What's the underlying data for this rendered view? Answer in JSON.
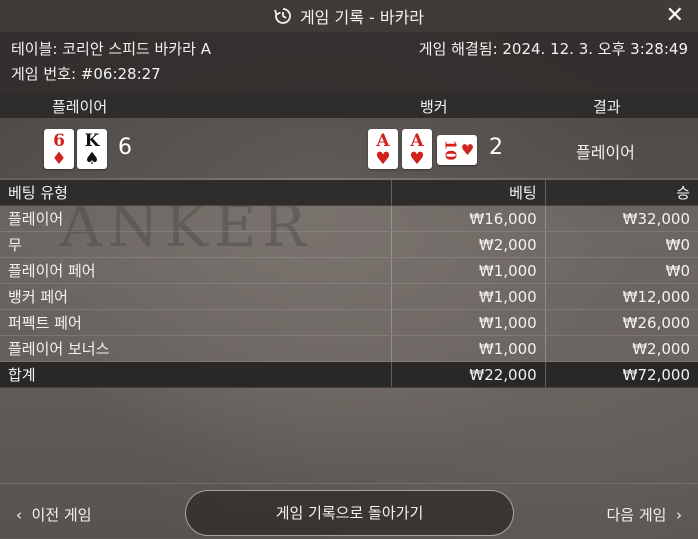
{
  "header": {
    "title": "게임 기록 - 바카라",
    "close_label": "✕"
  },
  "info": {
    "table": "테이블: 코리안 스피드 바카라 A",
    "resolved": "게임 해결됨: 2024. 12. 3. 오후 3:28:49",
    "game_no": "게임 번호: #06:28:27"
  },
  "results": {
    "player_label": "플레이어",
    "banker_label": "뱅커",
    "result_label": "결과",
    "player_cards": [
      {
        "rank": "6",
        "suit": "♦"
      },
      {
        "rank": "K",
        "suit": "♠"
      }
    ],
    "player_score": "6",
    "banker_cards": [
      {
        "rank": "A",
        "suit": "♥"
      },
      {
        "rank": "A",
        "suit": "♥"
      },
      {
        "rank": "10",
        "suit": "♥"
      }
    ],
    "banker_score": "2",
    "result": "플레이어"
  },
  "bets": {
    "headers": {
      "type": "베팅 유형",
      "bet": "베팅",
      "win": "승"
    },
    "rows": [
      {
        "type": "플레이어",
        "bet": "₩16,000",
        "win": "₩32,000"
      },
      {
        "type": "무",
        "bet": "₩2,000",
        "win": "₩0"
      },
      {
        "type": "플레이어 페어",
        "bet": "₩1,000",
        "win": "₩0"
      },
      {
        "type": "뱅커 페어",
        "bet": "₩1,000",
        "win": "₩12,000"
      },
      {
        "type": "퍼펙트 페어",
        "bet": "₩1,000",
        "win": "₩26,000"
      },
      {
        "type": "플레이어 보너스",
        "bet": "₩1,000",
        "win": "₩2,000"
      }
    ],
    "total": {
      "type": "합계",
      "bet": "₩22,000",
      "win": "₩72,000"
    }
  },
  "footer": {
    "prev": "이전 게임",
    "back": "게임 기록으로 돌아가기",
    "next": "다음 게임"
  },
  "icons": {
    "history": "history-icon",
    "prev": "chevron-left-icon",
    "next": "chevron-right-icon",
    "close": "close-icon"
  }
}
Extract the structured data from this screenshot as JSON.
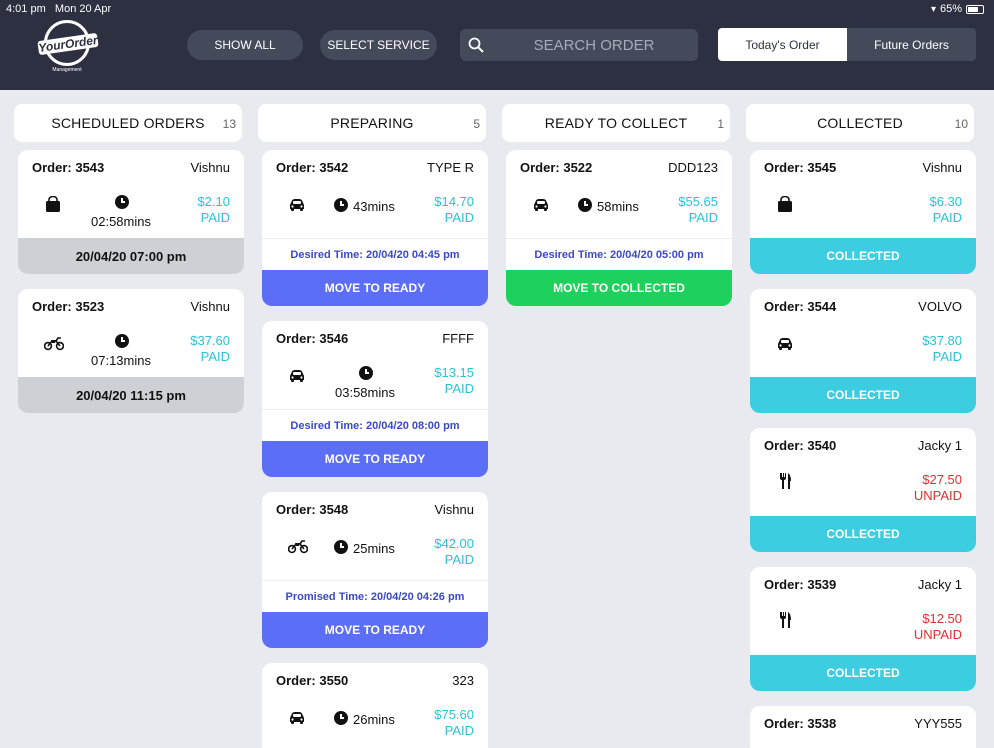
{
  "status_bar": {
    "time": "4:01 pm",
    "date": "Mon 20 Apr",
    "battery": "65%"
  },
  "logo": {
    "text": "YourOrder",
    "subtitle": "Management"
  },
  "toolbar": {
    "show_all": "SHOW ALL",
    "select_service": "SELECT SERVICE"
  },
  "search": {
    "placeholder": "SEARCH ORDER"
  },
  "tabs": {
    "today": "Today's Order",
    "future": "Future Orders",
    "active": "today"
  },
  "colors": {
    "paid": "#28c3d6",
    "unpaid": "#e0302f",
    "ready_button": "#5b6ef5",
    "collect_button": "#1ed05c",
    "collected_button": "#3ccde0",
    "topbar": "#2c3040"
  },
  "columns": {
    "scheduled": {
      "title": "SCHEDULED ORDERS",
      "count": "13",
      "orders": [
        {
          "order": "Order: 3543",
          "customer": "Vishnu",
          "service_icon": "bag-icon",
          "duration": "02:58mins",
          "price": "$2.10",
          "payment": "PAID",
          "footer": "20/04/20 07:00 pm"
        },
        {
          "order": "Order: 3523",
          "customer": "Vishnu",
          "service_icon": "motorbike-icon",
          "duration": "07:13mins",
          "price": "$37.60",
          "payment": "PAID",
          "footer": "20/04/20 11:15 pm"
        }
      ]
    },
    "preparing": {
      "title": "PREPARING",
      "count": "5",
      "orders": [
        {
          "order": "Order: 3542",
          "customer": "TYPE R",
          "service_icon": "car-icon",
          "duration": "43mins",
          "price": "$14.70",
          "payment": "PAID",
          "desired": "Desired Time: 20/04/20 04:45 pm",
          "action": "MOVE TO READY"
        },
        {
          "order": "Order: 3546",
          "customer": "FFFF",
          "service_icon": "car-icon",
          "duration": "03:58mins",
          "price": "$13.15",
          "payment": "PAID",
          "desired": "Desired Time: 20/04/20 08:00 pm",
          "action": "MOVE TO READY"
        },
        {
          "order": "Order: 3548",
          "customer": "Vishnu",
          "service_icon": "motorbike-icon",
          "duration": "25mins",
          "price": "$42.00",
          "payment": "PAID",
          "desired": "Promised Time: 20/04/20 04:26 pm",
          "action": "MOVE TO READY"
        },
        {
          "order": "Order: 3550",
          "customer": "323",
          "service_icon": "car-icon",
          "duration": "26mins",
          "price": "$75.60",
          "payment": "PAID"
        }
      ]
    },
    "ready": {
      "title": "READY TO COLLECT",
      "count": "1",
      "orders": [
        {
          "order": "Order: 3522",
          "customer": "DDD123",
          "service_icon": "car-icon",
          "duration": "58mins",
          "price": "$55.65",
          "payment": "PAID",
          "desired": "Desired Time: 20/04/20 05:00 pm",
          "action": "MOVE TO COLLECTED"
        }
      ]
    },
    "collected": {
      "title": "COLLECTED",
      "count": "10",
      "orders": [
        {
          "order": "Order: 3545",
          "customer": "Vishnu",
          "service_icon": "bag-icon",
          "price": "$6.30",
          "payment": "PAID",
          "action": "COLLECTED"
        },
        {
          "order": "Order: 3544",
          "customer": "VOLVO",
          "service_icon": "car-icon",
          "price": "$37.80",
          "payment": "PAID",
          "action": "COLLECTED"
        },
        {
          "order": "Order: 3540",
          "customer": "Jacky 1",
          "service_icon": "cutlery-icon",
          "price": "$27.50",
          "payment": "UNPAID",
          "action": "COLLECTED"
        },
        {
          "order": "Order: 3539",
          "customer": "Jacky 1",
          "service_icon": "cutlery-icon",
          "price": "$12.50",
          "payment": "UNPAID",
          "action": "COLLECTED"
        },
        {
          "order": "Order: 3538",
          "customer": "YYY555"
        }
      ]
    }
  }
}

————

TASK PROMPT —
State the number of lines in the preceding entries that include the word "duration". Provide nothing else.

CORRECT ANSWER —
7